(Items from a dataset)
START

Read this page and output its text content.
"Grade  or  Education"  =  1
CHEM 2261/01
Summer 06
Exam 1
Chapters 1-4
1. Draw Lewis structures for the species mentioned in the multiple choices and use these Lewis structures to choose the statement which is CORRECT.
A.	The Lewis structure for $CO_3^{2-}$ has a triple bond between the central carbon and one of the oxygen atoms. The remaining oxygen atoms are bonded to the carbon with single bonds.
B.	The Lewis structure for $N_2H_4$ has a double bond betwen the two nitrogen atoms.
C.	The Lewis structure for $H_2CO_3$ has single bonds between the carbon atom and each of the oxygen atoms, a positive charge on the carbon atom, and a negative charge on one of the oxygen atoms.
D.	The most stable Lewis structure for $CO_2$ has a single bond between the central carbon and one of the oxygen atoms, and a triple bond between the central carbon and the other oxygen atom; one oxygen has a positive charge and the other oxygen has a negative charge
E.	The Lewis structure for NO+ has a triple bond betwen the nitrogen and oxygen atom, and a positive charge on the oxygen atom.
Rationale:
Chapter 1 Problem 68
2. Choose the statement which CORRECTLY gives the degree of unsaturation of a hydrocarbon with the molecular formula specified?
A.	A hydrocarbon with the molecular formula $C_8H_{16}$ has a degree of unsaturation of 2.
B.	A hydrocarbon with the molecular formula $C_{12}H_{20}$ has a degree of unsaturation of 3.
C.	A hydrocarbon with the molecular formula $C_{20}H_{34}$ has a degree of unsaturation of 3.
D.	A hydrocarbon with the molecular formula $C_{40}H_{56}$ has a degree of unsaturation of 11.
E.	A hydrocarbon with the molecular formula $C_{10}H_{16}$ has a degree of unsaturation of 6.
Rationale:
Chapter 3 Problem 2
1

END

> **THE TASK**
Of the lines in the material, how many contain the word "atoms"? Reply with the number and nothing else.

> **TASK RESULT**
4